Stored entries:
Start

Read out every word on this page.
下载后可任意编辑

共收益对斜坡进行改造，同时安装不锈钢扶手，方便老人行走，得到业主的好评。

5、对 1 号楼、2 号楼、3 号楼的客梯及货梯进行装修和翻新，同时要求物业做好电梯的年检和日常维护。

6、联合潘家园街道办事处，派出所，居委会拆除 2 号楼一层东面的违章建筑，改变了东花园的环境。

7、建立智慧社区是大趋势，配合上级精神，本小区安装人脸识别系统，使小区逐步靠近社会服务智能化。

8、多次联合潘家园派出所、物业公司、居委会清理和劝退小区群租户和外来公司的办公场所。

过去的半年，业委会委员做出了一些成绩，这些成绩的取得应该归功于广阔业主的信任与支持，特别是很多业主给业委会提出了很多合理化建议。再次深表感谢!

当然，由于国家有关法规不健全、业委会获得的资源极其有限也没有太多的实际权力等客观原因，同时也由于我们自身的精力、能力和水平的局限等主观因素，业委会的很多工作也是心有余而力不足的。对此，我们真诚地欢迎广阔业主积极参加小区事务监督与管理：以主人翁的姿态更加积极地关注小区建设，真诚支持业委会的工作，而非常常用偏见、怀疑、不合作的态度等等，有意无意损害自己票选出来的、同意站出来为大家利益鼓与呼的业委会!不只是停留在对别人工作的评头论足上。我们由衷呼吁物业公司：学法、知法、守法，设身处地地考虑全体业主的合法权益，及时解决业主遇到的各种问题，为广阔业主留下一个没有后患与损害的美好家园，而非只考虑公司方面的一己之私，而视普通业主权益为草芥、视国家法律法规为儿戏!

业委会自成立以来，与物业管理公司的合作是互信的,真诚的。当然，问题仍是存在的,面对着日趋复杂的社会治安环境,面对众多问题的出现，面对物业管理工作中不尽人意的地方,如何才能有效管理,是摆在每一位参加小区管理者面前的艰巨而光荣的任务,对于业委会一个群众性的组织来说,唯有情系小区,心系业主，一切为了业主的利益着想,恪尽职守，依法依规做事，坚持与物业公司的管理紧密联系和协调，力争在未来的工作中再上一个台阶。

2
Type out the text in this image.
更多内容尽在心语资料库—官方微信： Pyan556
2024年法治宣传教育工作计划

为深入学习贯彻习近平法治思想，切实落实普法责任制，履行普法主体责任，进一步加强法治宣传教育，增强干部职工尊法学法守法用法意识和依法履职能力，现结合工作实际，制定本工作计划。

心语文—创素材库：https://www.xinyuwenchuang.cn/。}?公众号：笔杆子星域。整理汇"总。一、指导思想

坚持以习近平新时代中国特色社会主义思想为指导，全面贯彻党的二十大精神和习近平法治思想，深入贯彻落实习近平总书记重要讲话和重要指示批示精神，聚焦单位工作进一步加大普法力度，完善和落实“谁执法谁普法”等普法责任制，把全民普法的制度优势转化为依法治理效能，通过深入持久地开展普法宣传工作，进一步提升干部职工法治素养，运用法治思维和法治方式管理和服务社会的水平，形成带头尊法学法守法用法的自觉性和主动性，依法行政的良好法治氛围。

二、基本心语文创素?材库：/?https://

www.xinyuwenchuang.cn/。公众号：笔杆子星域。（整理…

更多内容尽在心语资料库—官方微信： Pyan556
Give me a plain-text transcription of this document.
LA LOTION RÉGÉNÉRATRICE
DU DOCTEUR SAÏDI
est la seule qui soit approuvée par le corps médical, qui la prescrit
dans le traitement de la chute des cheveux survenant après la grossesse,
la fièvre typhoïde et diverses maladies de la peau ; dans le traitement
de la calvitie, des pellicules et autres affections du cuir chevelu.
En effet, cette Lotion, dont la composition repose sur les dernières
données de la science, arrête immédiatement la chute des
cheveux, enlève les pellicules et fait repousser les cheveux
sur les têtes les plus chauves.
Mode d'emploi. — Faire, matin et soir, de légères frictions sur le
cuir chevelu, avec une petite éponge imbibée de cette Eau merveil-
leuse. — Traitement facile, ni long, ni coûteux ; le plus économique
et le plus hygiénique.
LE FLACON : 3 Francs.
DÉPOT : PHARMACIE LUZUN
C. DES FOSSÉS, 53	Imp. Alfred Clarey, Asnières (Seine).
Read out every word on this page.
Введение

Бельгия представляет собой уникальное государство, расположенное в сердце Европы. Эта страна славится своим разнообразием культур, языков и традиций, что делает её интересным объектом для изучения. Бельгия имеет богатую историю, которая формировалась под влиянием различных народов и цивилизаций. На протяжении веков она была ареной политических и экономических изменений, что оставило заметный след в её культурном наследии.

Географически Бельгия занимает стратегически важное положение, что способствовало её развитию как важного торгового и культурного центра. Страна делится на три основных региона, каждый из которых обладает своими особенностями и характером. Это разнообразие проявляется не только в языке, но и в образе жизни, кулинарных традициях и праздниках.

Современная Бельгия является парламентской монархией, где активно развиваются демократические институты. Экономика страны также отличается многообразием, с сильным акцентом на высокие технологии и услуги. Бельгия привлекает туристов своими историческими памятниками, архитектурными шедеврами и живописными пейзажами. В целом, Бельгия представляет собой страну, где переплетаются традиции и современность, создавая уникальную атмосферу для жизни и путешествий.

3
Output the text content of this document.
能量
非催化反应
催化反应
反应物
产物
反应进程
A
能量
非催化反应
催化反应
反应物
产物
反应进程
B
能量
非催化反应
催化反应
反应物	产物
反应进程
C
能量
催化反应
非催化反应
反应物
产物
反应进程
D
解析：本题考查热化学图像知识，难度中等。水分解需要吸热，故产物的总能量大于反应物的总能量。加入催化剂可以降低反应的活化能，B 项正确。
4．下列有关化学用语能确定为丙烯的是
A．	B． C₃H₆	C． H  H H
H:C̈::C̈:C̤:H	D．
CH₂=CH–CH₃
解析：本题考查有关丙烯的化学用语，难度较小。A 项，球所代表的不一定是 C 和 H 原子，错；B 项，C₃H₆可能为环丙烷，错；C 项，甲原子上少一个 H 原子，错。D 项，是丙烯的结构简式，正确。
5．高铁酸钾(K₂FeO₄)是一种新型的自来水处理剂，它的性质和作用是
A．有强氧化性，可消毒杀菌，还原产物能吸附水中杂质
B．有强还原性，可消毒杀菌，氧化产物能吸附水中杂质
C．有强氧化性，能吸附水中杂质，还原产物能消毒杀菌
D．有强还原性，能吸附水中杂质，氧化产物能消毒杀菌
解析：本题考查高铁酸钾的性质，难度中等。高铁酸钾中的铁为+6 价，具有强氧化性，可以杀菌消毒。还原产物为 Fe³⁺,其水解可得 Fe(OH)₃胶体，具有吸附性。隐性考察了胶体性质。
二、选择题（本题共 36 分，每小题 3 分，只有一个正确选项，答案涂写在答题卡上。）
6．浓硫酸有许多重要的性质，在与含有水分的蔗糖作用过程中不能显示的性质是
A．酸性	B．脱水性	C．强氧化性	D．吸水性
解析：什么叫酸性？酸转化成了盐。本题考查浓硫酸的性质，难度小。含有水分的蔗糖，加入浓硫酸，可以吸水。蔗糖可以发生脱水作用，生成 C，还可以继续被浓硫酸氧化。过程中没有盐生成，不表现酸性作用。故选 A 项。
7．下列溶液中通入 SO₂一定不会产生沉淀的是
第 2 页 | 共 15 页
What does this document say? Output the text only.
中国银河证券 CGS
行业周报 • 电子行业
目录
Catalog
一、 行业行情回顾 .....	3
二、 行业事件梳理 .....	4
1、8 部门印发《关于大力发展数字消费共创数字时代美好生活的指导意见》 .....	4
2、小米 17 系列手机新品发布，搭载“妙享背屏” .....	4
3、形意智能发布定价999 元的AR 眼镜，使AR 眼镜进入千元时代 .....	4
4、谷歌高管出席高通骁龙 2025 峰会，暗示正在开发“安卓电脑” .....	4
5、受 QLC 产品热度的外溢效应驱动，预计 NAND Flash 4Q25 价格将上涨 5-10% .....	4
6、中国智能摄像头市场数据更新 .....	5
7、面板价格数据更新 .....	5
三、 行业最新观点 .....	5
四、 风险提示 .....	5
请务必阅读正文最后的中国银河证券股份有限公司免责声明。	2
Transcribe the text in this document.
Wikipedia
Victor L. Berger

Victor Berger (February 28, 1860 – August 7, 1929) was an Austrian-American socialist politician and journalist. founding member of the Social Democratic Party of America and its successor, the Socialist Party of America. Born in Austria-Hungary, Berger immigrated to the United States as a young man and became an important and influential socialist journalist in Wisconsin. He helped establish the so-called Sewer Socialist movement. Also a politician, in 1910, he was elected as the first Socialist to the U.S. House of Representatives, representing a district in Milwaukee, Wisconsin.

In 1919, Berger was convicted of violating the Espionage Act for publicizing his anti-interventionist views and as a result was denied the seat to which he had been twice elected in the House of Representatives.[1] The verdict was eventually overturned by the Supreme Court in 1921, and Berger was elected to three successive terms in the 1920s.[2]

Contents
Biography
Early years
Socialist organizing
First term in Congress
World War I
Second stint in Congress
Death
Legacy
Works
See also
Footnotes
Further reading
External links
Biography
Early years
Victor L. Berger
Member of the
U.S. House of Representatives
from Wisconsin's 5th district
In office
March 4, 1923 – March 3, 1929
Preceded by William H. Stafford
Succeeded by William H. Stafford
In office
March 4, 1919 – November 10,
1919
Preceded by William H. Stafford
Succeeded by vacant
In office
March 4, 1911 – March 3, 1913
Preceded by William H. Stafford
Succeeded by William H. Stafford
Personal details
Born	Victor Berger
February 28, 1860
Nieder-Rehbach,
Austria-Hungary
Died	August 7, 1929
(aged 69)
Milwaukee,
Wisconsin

End

◆ TASK DIRECTIONS
Every line that holds the word "笔杆子星域" should be extracted.

◆ RESPONSE TO THIS EXERCISE
心语文—创素材库：https://www.xinyuwenchuang.cn/。}?公众号：笔杆子星域。整理汇"总。一、指导思想
www.xinyuwenchuang.cn/。公众号：笔杆子星域。（整理…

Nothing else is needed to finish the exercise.